(Source data)
╭──

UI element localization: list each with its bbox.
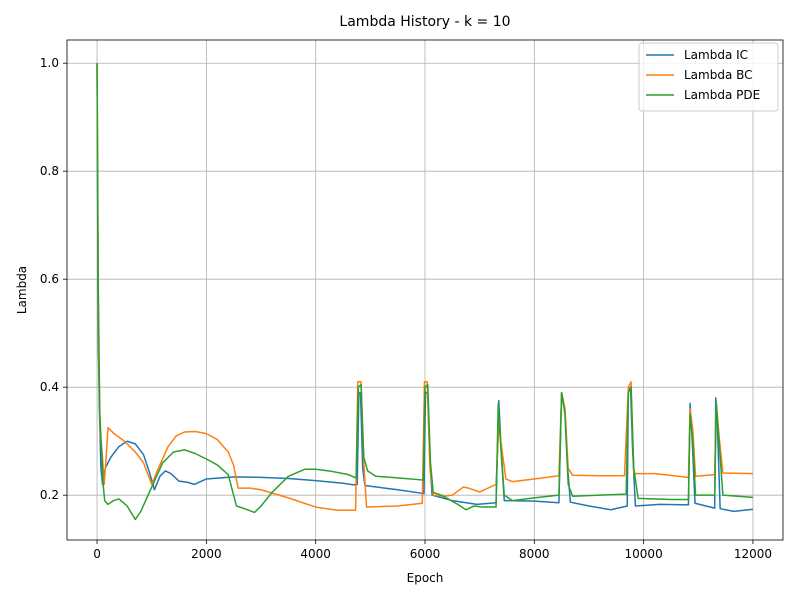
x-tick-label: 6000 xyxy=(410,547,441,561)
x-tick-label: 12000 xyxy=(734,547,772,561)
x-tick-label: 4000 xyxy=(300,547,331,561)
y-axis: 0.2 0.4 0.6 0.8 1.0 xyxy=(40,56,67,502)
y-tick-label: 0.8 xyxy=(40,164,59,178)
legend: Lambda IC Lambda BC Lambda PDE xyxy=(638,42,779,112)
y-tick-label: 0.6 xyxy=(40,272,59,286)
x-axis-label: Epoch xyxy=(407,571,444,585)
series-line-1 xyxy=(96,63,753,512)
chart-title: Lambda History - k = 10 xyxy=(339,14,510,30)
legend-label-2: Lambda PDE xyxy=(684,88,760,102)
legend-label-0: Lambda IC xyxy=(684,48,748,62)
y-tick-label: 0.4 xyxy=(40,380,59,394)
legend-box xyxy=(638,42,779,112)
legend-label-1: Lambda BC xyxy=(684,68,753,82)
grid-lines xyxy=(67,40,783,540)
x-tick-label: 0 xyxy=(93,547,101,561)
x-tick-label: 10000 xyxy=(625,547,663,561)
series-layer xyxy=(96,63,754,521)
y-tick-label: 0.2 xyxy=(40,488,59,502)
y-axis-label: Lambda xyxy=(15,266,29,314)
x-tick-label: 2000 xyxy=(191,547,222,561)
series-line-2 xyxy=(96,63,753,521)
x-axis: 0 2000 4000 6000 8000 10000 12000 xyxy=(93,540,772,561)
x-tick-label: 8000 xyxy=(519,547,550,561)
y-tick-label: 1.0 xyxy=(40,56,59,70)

╰──
╭──

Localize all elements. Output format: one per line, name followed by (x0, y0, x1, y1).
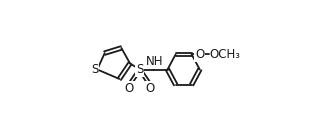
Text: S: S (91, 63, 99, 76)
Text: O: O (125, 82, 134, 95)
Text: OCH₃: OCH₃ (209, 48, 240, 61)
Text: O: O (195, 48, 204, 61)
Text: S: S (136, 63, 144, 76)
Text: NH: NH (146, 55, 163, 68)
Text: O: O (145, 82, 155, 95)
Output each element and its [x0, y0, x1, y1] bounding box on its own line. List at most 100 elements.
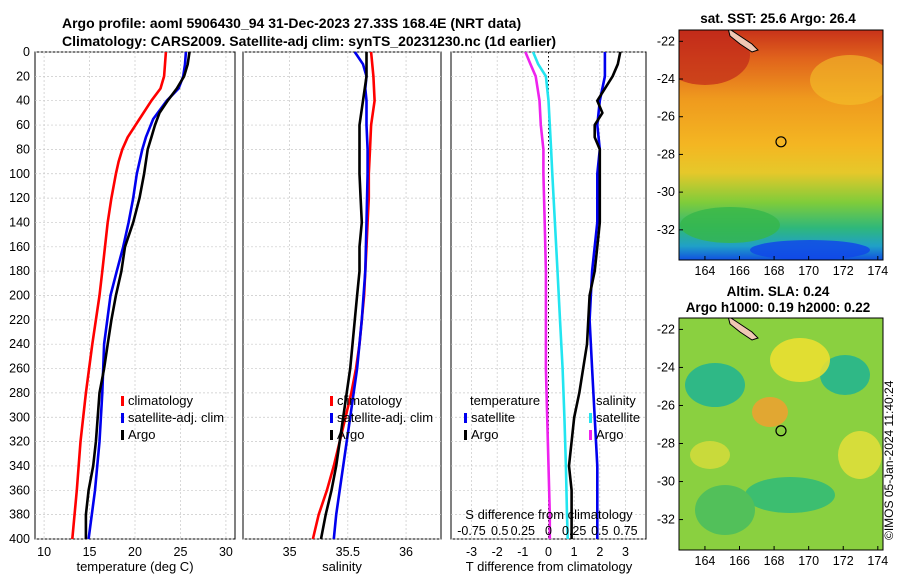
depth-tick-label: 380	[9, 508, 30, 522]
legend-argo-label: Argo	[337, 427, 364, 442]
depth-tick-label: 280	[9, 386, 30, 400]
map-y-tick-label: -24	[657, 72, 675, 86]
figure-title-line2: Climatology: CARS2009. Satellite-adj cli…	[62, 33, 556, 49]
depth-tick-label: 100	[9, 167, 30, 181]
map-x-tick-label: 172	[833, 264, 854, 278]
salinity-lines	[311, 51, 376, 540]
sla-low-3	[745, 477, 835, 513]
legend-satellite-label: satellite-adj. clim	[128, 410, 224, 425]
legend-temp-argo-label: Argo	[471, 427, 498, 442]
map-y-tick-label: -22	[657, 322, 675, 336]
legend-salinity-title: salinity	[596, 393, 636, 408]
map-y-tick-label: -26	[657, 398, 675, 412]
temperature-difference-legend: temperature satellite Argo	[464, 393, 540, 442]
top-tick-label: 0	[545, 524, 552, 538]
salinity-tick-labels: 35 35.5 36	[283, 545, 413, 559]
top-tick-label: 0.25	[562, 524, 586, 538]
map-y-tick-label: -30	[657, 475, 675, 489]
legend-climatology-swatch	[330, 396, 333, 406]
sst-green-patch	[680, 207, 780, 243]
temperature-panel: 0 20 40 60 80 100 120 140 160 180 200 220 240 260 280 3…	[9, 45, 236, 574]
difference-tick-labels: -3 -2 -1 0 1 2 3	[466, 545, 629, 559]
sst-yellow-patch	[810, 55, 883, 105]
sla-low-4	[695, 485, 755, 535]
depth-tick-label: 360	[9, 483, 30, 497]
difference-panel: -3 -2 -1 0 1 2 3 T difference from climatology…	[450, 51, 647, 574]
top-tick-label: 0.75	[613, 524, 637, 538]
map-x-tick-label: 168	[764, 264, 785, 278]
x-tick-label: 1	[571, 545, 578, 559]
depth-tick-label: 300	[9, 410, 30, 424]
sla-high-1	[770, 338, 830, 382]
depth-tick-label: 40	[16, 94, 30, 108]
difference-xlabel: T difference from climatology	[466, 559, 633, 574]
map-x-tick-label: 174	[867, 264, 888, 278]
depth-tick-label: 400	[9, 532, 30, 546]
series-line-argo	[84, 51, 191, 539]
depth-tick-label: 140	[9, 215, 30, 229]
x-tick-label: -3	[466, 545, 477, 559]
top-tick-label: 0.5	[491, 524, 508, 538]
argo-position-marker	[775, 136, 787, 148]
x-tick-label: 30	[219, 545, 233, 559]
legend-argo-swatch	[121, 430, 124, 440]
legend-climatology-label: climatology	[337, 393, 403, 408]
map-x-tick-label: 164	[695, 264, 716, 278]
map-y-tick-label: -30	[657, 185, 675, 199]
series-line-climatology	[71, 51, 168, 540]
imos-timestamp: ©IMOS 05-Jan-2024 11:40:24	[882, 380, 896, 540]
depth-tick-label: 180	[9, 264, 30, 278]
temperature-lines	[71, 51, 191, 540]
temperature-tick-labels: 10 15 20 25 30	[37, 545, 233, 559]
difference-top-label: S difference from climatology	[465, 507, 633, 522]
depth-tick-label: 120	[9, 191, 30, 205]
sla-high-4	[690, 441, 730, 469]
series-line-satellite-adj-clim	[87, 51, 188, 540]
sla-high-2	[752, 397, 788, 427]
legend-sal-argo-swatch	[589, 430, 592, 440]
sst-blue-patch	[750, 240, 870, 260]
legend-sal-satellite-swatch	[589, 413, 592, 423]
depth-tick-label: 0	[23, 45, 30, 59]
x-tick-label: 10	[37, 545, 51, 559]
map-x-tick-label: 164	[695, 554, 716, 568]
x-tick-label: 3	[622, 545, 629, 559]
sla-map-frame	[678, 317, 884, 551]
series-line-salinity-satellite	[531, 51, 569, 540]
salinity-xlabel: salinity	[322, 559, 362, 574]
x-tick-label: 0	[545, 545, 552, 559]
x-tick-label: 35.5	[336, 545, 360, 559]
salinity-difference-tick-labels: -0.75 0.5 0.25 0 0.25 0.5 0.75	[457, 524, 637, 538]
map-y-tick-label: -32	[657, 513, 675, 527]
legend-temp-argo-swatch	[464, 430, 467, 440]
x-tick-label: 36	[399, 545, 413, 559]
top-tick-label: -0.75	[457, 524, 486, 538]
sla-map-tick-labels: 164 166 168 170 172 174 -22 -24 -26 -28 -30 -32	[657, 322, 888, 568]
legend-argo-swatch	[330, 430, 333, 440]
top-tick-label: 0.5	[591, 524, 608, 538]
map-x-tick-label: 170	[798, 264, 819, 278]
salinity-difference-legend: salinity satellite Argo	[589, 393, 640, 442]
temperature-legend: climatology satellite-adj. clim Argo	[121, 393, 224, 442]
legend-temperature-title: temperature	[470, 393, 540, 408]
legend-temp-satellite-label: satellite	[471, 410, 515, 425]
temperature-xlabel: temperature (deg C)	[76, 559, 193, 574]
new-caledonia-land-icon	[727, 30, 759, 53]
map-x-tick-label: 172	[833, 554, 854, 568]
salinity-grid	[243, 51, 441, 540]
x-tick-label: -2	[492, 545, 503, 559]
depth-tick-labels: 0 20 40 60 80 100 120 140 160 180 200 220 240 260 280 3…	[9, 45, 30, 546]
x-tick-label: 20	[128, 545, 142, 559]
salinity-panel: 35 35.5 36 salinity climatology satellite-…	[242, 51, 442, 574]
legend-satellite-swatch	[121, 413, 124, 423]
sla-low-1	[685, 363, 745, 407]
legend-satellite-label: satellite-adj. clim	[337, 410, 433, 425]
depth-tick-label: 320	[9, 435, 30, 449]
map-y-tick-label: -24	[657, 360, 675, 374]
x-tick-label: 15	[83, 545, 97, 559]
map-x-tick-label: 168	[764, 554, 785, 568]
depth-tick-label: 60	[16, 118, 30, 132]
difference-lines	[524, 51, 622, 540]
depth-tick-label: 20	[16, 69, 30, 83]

╰──

Required work: Write out the listing word for word, beginning at the line that contains "UI element localization: list" and stopping after the line that contains "y-tick-label: 1.0 xyxy=(40,56,59,70)". Leave the pictures out of your answer.

Exercise output:
UI element localization: list each with its bbox.
x-tick-label: 6000 xyxy=(410,547,441,561)
x-tick-label: 12000 xyxy=(734,547,772,561)
x-tick-label: 4000 xyxy=(300,547,331,561)
y-axis: 0.2 0.4 0.6 0.8 1.0 xyxy=(40,56,67,502)
y-tick-label: 0.8 xyxy=(40,164,59,178)
legend: Lambda IC Lambda BC Lambda PDE xyxy=(638,42,779,112)
y-tick-label: 0.6 xyxy=(40,272,59,286)
x-axis-label: Epoch xyxy=(407,571,444,585)
series-line-1 xyxy=(96,63,753,512)
chart-title: Lambda History - k = 10 xyxy=(339,14,510,30)
legend-label-2: Lambda PDE xyxy=(684,88,760,102)
legend-label-0: Lambda IC xyxy=(684,48,748,62)
y-tick-label: 0.4 xyxy=(40,380,59,394)
legend-box xyxy=(638,42,779,112)
legend-label-1: Lambda BC xyxy=(684,68,753,82)
grid-lines xyxy=(67,40,783,540)
x-tick-label: 0 xyxy=(93,547,101,561)
x-tick-label: 10000 xyxy=(625,547,663,561)
series-layer xyxy=(96,63,754,521)
y-tick-label: 0.2 xyxy=(40,488,59,502)
y-axis-label: Lambda xyxy=(15,266,29,314)
x-tick-label: 2000 xyxy=(191,547,222,561)
series-line-2 xyxy=(96,63,753,521)
x-axis: 0 2000 4000 6000 8000 10000 12000 xyxy=(93,540,772,561)
x-tick-label: 8000 xyxy=(519,547,550,561)
y-tick-label: 1.0 xyxy=(40,56,59,70)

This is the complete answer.